The records
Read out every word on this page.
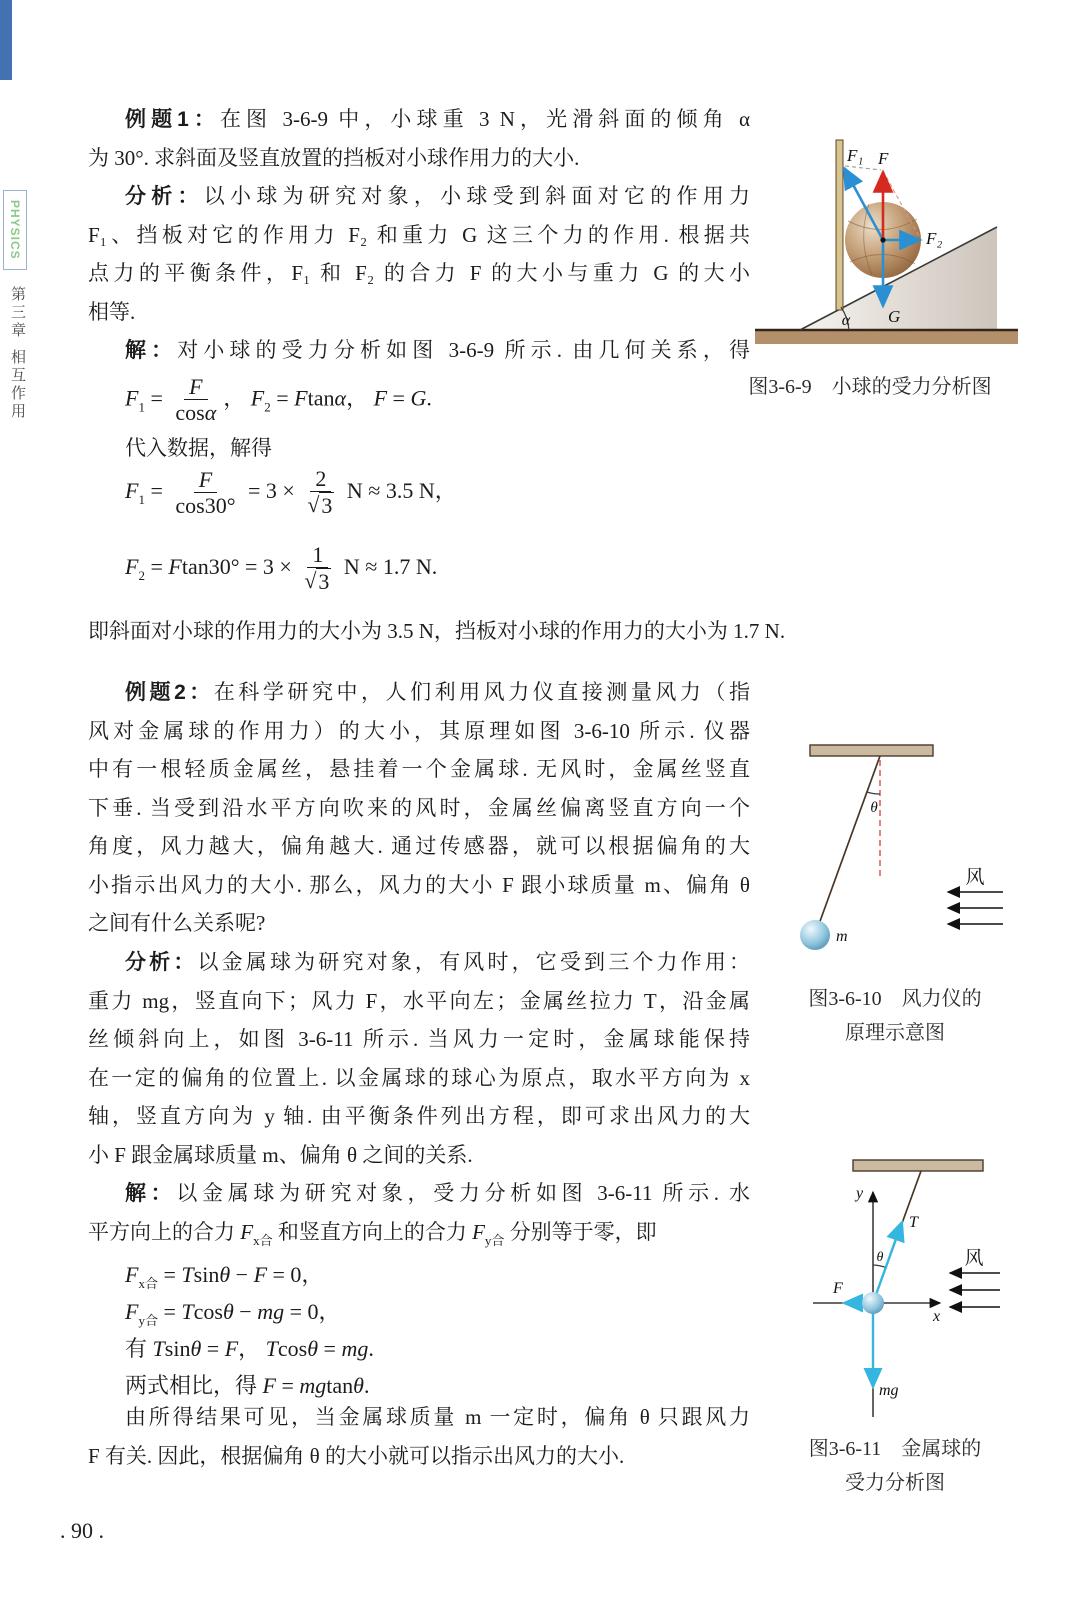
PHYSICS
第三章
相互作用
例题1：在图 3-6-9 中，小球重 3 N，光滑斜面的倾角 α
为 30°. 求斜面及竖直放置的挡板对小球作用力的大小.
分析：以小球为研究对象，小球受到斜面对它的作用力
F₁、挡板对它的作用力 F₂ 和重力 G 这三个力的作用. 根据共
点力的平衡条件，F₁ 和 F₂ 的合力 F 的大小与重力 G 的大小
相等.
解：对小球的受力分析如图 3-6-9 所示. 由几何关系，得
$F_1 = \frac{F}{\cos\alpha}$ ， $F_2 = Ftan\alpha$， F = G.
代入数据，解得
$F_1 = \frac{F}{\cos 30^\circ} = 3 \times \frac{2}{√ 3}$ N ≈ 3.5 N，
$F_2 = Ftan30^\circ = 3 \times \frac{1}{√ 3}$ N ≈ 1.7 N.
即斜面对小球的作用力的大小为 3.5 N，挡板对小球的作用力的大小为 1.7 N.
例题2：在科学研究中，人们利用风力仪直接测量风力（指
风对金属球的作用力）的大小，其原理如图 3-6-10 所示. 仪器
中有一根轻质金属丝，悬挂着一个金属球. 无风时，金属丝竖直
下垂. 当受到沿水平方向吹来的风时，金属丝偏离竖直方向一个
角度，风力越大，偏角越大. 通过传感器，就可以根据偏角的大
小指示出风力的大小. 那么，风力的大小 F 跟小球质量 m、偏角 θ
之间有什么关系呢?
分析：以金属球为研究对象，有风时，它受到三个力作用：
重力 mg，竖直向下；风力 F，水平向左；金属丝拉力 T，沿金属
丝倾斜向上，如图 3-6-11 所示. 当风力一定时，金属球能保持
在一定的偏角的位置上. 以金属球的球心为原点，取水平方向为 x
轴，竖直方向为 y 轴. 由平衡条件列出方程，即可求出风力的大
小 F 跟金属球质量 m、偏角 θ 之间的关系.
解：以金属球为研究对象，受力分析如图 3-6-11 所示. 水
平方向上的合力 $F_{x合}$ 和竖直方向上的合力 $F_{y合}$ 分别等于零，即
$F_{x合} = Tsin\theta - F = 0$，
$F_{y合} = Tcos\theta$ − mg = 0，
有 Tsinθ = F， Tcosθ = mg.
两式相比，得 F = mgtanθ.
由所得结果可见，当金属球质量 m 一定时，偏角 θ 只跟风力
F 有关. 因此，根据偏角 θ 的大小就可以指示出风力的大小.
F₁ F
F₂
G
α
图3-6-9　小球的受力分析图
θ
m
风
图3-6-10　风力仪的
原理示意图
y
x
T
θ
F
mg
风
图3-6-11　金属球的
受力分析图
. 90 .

Exercise details
The pictures should not appear in the copy; every other part of the records above must be returned exactly.

Result
Read out every word on this page.
PHYSICS
第三章
相互作用
例题1：在图 3-6-9 中，小球重 3 N，光滑斜面的倾角 α
为 30°. 求斜面及竖直放置的挡板对小球作用力的大小.
分析：以小球为研究对象，小球受到斜面对它的作用力
F₁、挡板对它的作用力 F₂ 和重力 G 这三个力的作用. 根据共
点力的平衡条件，F₁ 和 F₂ 的合力 F 的大小与重力 G 的大小
相等.
解：对小球的受力分析如图 3-6-9 所示. 由几何关系，得
$F_1 = \frac{F}{\cos\alpha}$ ， $F_2 = Ftan\alpha$， F = G.
代入数据，解得
$F_1 = \frac{F}{\cos 30^\circ} = 3 \times \frac{2}{√ 3}$ N ≈ 3.5 N，
$F_2 = Ftan30^\circ = 3 \times \frac{1}{√ 3}$ N ≈ 1.7 N.
即斜面对小球的作用力的大小为 3.5 N，挡板对小球的作用力的大小为 1.7 N.
例题2：在科学研究中，人们利用风力仪直接测量风力（指
风对金属球的作用力）的大小，其原理如图 3-6-10 所示. 仪器
中有一根轻质金属丝，悬挂着一个金属球. 无风时，金属丝竖直
下垂. 当受到沿水平方向吹来的风时，金属丝偏离竖直方向一个
角度，风力越大，偏角越大. 通过传感器，就可以根据偏角的大
小指示出风力的大小. 那么，风力的大小 F 跟小球质量 m、偏角 θ
之间有什么关系呢?
分析：以金属球为研究对象，有风时，它受到三个力作用：
重力 mg，竖直向下；风力 F，水平向左；金属丝拉力 T，沿金属
丝倾斜向上，如图 3-6-11 所示. 当风力一定时，金属球能保持
在一定的偏角的位置上. 以金属球的球心为原点，取水平方向为 x
轴，竖直方向为 y 轴. 由平衡条件列出方程，即可求出风力的大
小 F 跟金属球质量 m、偏角 θ 之间的关系.
解：以金属球为研究对象，受力分析如图 3-6-11 所示. 水
平方向上的合力 $F_{x合}$ 和竖直方向上的合力 $F_{y合}$ 分别等于零，即
$F_{x合} = Tsin\theta - F = 0$，
$F_{y合} = Tcos\theta$ − mg = 0，
有 Tsinθ = F， Tcosθ = mg.
两式相比，得 F = mgtanθ.
由所得结果可见，当金属球质量 m 一定时，偏角 θ 只跟风力
F 有关. 因此，根据偏角 θ 的大小就可以指示出风力的大小.
F₁ F
F₂
G
α
图3-6-9　小球的受力分析图
θ
m
风
图3-6-10　风力仪的
原理示意图
y
x
T
θ
F
mg
风
图3-6-11　金属球的
受力分析图
. 90 .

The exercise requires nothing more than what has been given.